### Information shown

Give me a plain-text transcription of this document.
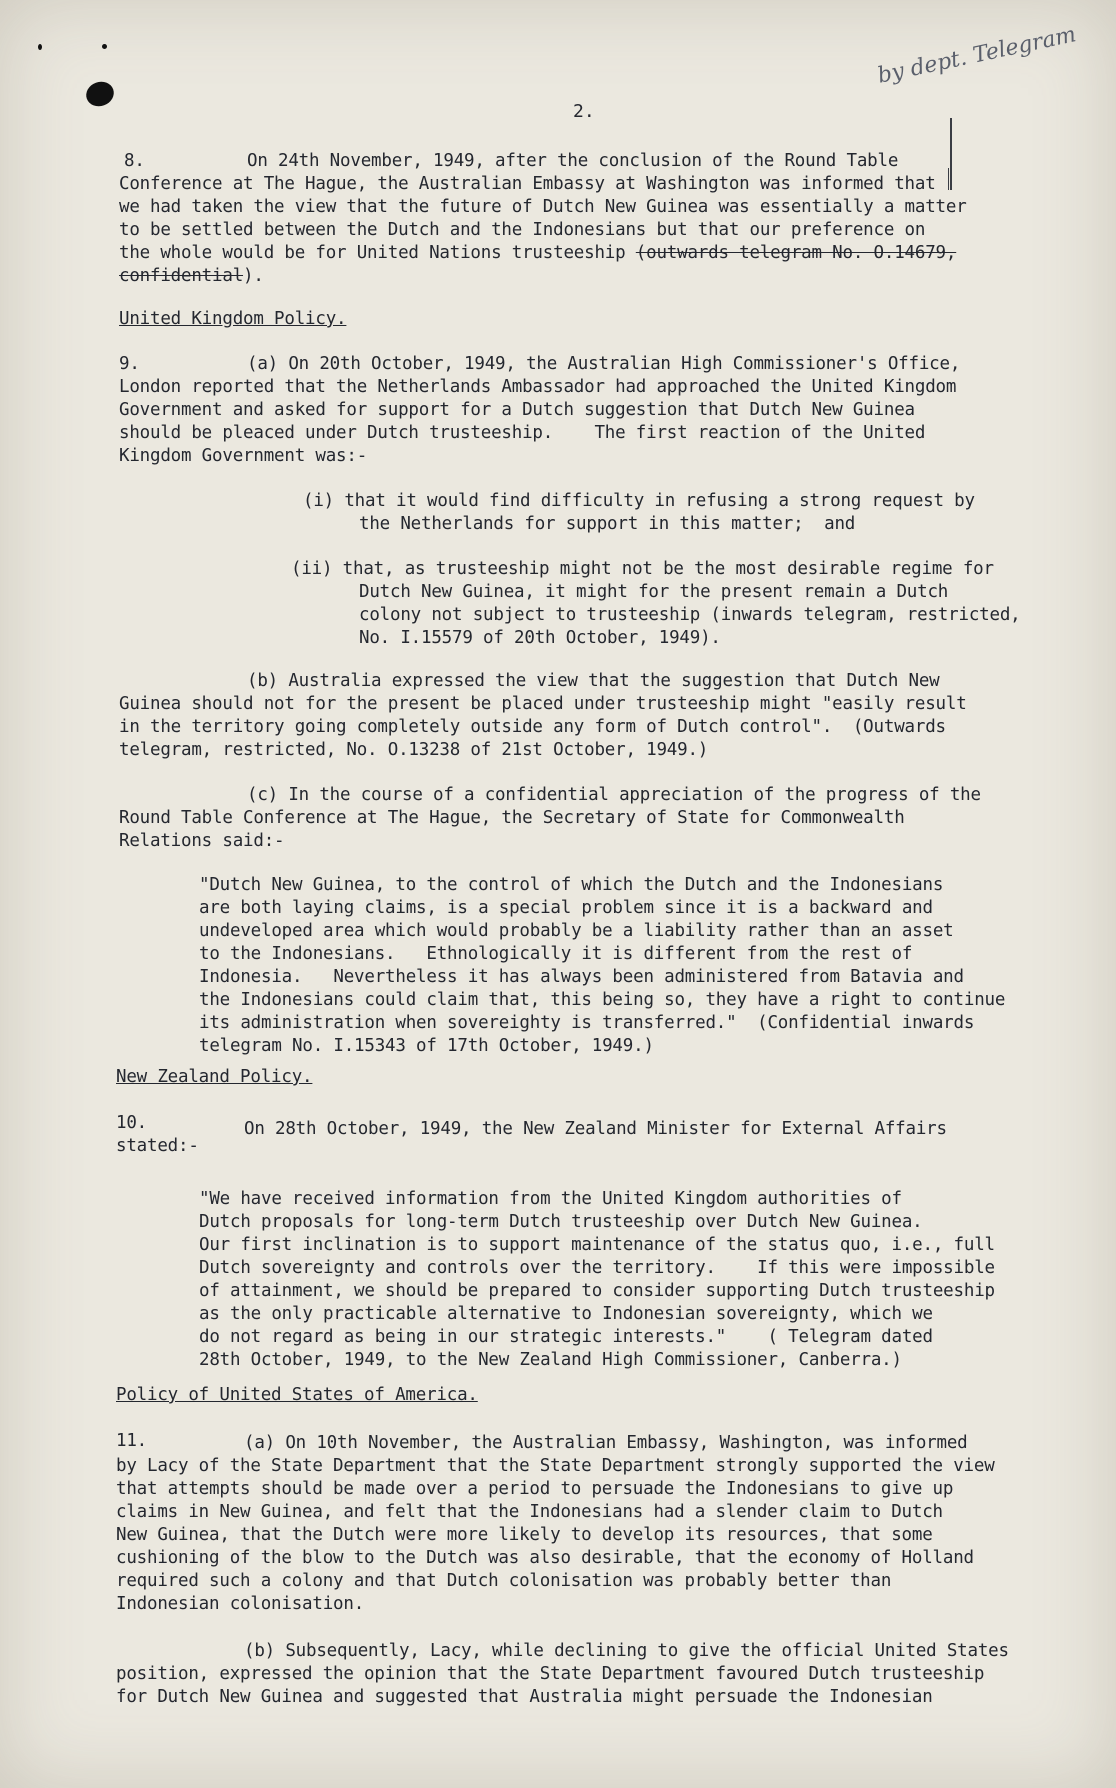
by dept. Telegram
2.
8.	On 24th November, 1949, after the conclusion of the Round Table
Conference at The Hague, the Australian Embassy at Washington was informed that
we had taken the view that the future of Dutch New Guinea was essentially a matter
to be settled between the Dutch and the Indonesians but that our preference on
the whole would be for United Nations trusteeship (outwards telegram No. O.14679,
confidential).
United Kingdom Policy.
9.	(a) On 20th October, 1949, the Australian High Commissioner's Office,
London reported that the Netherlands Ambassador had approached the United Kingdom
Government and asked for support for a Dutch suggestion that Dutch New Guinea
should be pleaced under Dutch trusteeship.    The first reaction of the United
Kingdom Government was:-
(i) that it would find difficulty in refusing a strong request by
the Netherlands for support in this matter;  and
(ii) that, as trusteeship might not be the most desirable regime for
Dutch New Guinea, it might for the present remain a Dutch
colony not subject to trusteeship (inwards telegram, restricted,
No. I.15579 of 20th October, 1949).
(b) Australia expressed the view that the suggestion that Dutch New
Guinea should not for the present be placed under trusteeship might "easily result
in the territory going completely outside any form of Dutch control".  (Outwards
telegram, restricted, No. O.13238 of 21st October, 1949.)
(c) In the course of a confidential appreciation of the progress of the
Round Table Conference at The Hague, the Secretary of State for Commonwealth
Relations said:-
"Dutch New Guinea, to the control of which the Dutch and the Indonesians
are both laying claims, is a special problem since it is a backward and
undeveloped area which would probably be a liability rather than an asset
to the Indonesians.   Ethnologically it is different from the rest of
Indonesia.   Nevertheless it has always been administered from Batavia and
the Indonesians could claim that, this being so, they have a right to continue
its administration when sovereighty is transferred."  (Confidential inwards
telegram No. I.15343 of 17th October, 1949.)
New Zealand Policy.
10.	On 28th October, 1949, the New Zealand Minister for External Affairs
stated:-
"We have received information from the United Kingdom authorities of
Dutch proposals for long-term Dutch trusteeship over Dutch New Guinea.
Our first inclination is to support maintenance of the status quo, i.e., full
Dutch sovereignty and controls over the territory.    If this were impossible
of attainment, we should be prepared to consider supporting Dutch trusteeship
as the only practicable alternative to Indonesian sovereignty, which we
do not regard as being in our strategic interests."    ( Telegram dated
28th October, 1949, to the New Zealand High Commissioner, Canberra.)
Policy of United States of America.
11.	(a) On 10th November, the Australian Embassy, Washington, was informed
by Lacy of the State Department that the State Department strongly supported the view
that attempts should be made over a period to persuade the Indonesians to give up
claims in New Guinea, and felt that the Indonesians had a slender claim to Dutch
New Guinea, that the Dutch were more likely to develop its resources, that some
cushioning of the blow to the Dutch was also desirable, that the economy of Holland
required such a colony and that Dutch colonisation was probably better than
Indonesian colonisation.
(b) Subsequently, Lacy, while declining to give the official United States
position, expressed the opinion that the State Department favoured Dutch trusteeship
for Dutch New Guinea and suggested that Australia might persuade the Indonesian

######

== What needs to be done ==
Using the listing, collect all lines in which the string "were" is found.

== Exercise response ==
Dutch sovereignty and controls over the territory.    If this were impossible
New Guinea, that the Dutch were more likely to develop its resources, that some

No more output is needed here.